Set exercise: Check every line of the material below for "formas". Give the number of lines that have it, and only that.

Material for this exercise:
************

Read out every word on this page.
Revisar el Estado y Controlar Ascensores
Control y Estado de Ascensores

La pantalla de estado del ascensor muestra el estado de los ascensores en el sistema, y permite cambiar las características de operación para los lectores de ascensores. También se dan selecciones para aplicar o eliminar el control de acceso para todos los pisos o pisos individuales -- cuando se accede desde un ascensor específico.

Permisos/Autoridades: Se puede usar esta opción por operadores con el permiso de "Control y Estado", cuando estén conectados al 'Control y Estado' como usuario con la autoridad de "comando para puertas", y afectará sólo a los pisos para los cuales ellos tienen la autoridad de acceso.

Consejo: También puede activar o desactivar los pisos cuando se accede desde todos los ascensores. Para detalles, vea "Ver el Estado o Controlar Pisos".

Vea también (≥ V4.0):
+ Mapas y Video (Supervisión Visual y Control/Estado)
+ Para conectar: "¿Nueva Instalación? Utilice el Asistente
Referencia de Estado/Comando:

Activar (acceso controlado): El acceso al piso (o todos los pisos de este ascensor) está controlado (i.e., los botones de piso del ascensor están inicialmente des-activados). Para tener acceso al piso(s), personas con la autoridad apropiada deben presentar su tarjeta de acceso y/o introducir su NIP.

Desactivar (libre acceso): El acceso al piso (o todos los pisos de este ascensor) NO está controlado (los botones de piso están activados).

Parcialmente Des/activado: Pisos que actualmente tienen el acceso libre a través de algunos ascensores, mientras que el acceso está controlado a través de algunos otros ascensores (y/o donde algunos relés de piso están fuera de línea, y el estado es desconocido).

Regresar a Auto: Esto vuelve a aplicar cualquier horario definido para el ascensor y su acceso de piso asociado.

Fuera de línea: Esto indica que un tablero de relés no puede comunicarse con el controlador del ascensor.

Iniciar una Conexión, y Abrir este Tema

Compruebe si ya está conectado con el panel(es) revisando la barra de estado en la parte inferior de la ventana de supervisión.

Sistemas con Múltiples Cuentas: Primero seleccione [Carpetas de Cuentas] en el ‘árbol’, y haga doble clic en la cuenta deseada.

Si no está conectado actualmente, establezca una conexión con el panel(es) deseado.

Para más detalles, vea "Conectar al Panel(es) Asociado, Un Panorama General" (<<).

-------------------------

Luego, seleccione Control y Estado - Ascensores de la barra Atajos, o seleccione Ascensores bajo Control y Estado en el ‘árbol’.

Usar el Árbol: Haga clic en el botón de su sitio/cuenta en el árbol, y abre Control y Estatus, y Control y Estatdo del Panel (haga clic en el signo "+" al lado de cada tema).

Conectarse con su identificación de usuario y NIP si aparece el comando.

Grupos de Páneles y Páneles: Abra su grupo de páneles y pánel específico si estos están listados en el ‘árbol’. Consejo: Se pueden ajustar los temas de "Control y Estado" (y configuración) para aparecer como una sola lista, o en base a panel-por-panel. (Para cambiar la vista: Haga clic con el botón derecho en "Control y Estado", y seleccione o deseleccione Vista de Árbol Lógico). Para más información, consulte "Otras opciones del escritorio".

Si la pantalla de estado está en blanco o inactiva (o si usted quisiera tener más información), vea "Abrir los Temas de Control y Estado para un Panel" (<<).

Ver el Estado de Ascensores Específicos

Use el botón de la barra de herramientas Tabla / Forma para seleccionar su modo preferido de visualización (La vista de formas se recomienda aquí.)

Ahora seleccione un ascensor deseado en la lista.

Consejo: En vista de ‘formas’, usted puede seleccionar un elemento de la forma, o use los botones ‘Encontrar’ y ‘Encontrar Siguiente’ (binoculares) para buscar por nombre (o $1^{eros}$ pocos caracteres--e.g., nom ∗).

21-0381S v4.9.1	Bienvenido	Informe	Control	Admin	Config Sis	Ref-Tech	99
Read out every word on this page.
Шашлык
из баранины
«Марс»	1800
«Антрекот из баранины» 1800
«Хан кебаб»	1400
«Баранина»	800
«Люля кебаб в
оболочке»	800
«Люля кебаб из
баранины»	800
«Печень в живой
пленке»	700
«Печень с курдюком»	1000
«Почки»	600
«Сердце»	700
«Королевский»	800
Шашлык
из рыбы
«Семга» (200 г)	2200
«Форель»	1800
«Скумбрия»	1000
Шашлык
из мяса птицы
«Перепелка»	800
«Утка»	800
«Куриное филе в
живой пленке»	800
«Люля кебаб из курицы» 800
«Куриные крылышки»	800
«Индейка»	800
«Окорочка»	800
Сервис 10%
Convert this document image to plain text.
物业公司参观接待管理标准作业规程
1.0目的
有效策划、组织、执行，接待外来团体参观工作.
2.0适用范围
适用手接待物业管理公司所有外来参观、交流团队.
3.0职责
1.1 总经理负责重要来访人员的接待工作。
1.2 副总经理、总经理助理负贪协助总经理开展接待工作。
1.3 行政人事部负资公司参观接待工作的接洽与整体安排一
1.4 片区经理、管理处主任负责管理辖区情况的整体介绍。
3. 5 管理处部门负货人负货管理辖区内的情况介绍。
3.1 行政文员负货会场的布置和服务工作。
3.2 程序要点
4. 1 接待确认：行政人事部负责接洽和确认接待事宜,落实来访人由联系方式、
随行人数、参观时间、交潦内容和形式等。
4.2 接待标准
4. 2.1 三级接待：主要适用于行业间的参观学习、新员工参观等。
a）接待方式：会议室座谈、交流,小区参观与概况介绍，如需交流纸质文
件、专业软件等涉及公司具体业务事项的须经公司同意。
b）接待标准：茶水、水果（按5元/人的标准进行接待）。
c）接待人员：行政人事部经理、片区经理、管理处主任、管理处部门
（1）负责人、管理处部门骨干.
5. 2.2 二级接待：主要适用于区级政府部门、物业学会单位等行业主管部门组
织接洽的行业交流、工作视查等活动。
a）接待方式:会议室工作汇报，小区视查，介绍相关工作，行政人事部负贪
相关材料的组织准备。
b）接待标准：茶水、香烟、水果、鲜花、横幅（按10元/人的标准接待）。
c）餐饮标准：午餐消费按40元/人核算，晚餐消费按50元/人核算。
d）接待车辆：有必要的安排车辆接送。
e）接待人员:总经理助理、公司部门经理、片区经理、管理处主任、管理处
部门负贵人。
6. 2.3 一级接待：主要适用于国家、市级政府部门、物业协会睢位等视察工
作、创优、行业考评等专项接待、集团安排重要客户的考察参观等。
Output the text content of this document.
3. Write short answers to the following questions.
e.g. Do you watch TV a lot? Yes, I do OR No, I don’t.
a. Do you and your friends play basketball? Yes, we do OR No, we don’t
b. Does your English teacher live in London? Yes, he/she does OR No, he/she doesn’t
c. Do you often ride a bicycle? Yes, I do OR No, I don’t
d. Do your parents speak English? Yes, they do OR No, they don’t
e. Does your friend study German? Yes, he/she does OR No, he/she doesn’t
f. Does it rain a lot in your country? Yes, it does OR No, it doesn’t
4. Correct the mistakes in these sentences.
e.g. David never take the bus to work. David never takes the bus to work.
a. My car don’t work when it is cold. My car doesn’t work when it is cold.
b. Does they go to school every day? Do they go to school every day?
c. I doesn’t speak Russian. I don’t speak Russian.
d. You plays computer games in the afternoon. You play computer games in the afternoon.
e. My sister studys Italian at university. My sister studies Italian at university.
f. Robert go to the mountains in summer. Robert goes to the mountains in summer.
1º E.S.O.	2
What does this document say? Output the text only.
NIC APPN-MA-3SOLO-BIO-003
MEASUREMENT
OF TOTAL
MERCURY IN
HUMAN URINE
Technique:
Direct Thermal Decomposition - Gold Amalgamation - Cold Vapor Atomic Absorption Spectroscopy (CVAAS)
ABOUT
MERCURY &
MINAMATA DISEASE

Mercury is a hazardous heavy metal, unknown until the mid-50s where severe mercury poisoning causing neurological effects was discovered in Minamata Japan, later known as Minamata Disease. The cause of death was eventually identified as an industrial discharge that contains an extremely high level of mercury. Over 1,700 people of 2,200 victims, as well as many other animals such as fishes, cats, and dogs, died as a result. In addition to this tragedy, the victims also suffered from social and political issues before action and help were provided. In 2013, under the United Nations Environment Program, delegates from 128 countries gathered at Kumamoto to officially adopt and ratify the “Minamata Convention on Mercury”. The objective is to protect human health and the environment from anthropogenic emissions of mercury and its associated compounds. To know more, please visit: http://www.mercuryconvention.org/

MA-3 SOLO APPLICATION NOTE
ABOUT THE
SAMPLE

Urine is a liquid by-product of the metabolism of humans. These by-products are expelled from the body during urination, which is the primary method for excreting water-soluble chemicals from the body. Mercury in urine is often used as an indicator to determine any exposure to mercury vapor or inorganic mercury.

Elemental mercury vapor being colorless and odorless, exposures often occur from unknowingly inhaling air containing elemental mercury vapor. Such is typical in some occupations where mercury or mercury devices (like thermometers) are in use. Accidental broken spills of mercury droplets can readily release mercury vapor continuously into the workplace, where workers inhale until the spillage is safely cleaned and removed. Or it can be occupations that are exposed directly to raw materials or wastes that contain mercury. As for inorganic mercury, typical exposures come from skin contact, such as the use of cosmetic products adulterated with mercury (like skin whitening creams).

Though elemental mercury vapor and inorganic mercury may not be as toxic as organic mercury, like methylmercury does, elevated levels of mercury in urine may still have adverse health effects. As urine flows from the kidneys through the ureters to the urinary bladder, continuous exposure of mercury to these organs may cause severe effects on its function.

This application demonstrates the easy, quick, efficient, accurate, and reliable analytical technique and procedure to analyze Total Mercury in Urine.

************

Exercise solution: 2